** begin **

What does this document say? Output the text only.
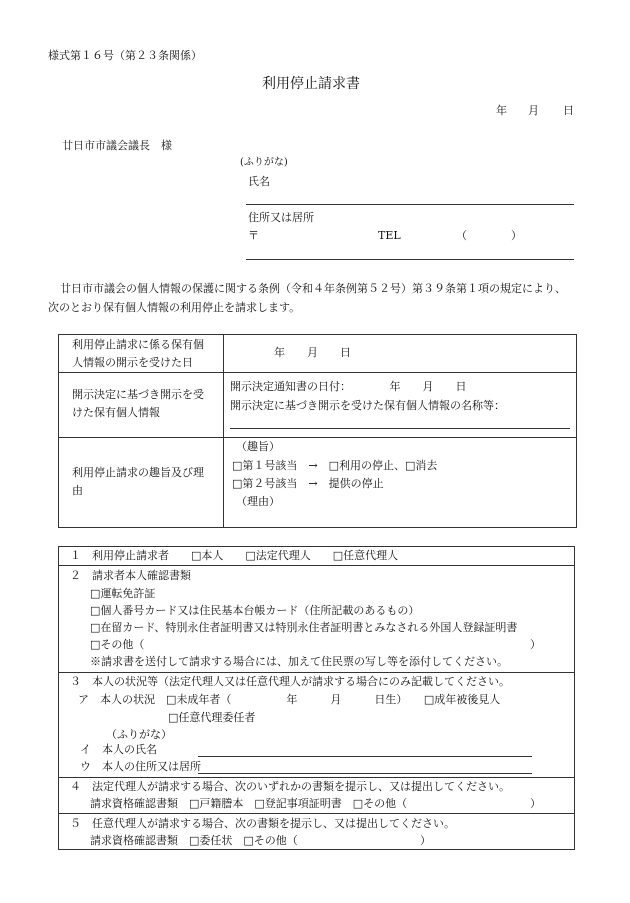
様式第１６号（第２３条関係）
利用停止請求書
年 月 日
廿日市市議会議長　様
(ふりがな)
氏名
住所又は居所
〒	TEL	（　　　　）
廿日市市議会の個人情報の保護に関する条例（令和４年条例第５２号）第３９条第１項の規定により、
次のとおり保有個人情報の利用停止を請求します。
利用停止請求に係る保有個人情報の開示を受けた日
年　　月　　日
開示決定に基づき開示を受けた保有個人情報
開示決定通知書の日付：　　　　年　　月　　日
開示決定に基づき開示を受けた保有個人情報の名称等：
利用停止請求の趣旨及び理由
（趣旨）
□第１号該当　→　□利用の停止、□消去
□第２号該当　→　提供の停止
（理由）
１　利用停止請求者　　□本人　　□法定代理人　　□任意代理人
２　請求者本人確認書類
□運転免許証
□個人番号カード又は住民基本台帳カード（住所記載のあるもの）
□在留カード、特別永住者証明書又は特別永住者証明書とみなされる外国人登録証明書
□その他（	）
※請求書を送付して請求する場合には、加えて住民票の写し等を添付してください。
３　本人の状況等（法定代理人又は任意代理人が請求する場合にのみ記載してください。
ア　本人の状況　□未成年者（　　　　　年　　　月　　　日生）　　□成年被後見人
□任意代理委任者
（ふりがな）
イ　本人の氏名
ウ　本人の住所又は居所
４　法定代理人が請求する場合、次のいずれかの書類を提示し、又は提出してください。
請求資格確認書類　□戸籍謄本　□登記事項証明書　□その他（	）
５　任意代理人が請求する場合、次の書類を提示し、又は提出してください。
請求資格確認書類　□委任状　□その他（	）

** end **

→ TASK: Reproduce the data verbatim. Do not carry any picture into the copy.

→ ANSWER:
What does this document say? Output the text only.
様式第１６号（第２３条関係）
利用停止請求書
年 月 日
廿日市市議会議長　様
(ふりがな)
氏名
住所又は居所
〒	TEL	（　　　　）
廿日市市議会の個人情報の保護に関する条例（令和４年条例第５２号）第３９条第１項の規定により、
次のとおり保有個人情報の利用停止を請求します。
利用停止請求に係る保有個人情報の開示を受けた日
年　　月　　日
開示決定に基づき開示を受けた保有個人情報
開示決定通知書の日付：　　　　年　　月　　日
開示決定に基づき開示を受けた保有個人情報の名称等：
利用停止請求の趣旨及び理由
（趣旨）
□第１号該当　→　□利用の停止、□消去
□第２号該当　→　提供の停止
（理由）
１　利用停止請求者　　□本人　　□法定代理人　　□任意代理人
２　請求者本人確認書類
□運転免許証
□個人番号カード又は住民基本台帳カード（住所記載のあるもの）
□在留カード、特別永住者証明書又は特別永住者証明書とみなされる外国人登録証明書
□その他（	）
※請求書を送付して請求する場合には、加えて住民票の写し等を添付してください。
３　本人の状況等（法定代理人又は任意代理人が請求する場合にのみ記載してください。
ア　本人の状況　□未成年者（　　　　　年　　　月　　　日生）　　□成年被後見人
□任意代理委任者
（ふりがな）
イ　本人の氏名
ウ　本人の住所又は居所
４　法定代理人が請求する場合、次のいずれかの書類を提示し、又は提出してください。
請求資格確認書類　□戸籍謄本　□登記事項証明書　□その他（	）
５　任意代理人が請求する場合、次の書類を提示し、又は提出してください。
請求資格確認書類　□委任状　□その他（	）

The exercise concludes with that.